Return the records that follow unaltered. Omit every picture.

Start

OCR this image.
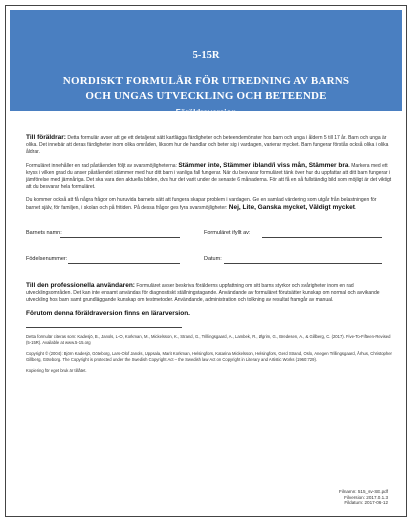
5-15R
NORDISKT FORMULÄR FÖR UTREDNING AV BARNS
OCH UNGAS UTVECKLING OCH BETEENDE
Föräldraversion

Till föräldrar: Detta formulär avser att ge ett detaljerat sätt kartlägga färdigheter och beteendemönster hos barn och unga i åldern 5 till 17 år. Barn och unga är olika. Det innebär att deras färdigheter inom olika områden, liksom hur de handlar och beter sig i vardagen, varierar mycket. Barn fungerar förstås också olika i olika åldrar.

Formuläret innehåller en rad påståenden följt av svarsmöjligheterna: Stämmer inte, Stämmer ibland/i viss mån, Stämmer bra. Markera med ett kryss i vilken grad du anser påståendet stämmer med hur ditt barn i vanliga fall fungerar. När du besvarar formuläret tänk över hur du uppfattar att ditt barn fungerar i jämförelse med jämnåriga. Det ska vara den aktuella bilden, dvs hur det varit under de senaste 6 månaderna. För att få en så fullständig bild som möjligt är det viktigt att du besvarar hela formuläret.

Du kommer också att få några frågor om huruvida barnets sätt att fungera skapar problem i vardagen. Ge en samlad värdering som utgår från belastningen för barnet själv, för familjen, i skolan och på fritiden. På dessa frågor ges fyra svarsmöjligheter: Nej, Lite, Ganska mycket, Väldigt mycket.

Barnets namn:	Formuläret ifyllt av:
Födelsenummer:	Datum:

Till den professionella användaren: Formuläret avser beskriva förälderns uppfattning om sitt barns styrkor och svårigheter inom en rad utvecklingsområden. Det kan inte ensamt användas för diagnostiskt ställningstagande. Användande av formuläret förutsätter kunskap om normal och avvikande utveckling hos barn samt grundläggande kunskap om testmetoder. Användande, administration och tolkning av resultat framgår av manual.

Förutom denna föräldraversion finns en lärarversion.

Detta formulär citeras som: Kadesjö, B., Janols, L-O, Korkman, M., Mickelsson, K., Strand, G., Trillingsgaard, A., Lambek, R., Øgrim, G., Bredesen, A., & Gillberg, C. (2017). Five-To-Fifteen-Revised (5-15R). Available at www.5-15.org

Copyright © (2004): Björn Kadesjö, Göteborg, Lars-Olof Janols, Uppsala, Marit Korkman, Helsingfors, Katarina Mickelsson, Helsingfors, Gerd Strand, Oslo, Anegen Trillingsgaard, Århus, Christopher Gillberg, Göteborg. The Copyright is protected under the Swedish Copyright Act – the Swedish law Act on Copyright in Literary and Artistic Works (1960:729).

Kopiering för eget bruk är tillåtet.

Filnamn: 515_sv-SE.pdf
Filversion: 2017.0.1.3
Fildatum: 2017-06-12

End

**Task response**
OCR this image.
5-15R
NORDISKT FORMULÄR FÖR UTREDNING AV BARNS
OCH UNGAS UTVECKLING OCH BETEENDE
Föräldraversion

Till föräldrar: Detta formulär avser att ge ett detaljerat sätt kartlägga färdigheter och beteendemönster hos barn och unga i åldern 5 till 17 år. Barn och unga är olika. Det innebär att deras färdigheter inom olika områden, liksom hur de handlar och beter sig i vardagen, varierar mycket. Barn fungerar förstås också olika i olika åldrar.

Formuläret innehåller en rad påståenden följt av svarsmöjligheterna: Stämmer inte, Stämmer ibland/i viss mån, Stämmer bra. Markera med ett kryss i vilken grad du anser påståendet stämmer med hur ditt barn i vanliga fall fungerar. När du besvarar formuläret tänk över hur du uppfattar att ditt barn fungerar i jämförelse med jämnåriga. Det ska vara den aktuella bilden, dvs hur det varit under de senaste 6 månaderna. För att få en så fullständig bild som möjligt är det viktigt att du besvarar hela formuläret.

Du kommer också att få några frågor om huruvida barnets sätt att fungera skapar problem i vardagen. Ge en samlad värdering som utgår från belastningen för barnet själv, för familjen, i skolan och på fritiden. På dessa frågor ges fyra svarsmöjligheter: Nej, Lite, Ganska mycket, Väldigt mycket.

Barnets namn:	Formuläret ifyllt av:
Födelsenummer:	Datum:

Till den professionella användaren: Formuläret avser beskriva förälderns uppfattning om sitt barns styrkor och svårigheter inom en rad utvecklingsområden. Det kan inte ensamt användas för diagnostiskt ställningstagande. Användande av formuläret förutsätter kunskap om normal och avvikande utveckling hos barn samt grundläggande kunskap om testmetoder. Användande, administration och tolkning av resultat framgår av manual.

Förutom denna föräldraversion finns en lärarversion.

Detta formulär citeras som: Kadesjö, B., Janols, L-O, Korkman, M., Mickelsson, K., Strand, G., Trillingsgaard, A., Lambek, R., Øgrim, G., Bredesen, A., & Gillberg, C. (2017). Five-To-Fifteen-Revised (5-15R). Available at www.5-15.org

Copyright © (2004): Björn Kadesjö, Göteborg, Lars-Olof Janols, Uppsala, Marit Korkman, Helsingfors, Katarina Mickelsson, Helsingfors, Gerd Strand, Oslo, Anegen Trillingsgaard, Århus, Christopher Gillberg, Göteborg. The Copyright is protected under the Swedish Copyright Act – the Swedish law Act on Copyright in Literary and Artistic Works (1960:729).

Kopiering för eget bruk är tillåtet.

Filnamn: 515_sv-SE.pdf
Filversion: 2017.0.1.3
Fildatum: 2017-06-12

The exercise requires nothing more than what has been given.